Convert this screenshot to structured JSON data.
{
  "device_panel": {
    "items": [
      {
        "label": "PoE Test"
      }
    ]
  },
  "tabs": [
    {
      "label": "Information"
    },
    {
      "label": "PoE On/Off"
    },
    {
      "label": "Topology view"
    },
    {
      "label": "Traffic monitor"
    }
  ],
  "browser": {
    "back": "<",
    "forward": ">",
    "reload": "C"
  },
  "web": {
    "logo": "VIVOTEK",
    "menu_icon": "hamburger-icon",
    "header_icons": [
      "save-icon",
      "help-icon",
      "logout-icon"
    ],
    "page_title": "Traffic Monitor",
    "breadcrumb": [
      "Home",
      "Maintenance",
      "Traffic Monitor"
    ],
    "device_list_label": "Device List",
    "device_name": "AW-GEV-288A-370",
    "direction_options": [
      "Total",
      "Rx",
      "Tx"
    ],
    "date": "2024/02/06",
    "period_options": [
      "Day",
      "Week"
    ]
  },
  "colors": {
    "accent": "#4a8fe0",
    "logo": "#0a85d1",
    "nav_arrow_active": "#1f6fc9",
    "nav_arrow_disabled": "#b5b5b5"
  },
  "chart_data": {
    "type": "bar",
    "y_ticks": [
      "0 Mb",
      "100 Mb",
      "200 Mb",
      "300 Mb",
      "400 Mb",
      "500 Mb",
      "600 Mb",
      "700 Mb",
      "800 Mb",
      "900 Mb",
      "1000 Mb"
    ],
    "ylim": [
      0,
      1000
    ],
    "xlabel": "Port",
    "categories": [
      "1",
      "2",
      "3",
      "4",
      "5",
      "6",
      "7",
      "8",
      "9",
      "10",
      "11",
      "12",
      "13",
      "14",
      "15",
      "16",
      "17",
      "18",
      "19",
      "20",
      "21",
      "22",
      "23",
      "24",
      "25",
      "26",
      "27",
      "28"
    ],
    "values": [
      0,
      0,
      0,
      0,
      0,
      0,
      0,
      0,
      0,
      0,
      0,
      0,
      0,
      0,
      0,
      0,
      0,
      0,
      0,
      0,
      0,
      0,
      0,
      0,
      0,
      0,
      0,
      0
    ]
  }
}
━━━━━━━━━━━━━━━━━━━━
- [Task prompt]: Of all the lines above, how many contain the word "Traffic"? Answer with only the number.

- [Solution]: 3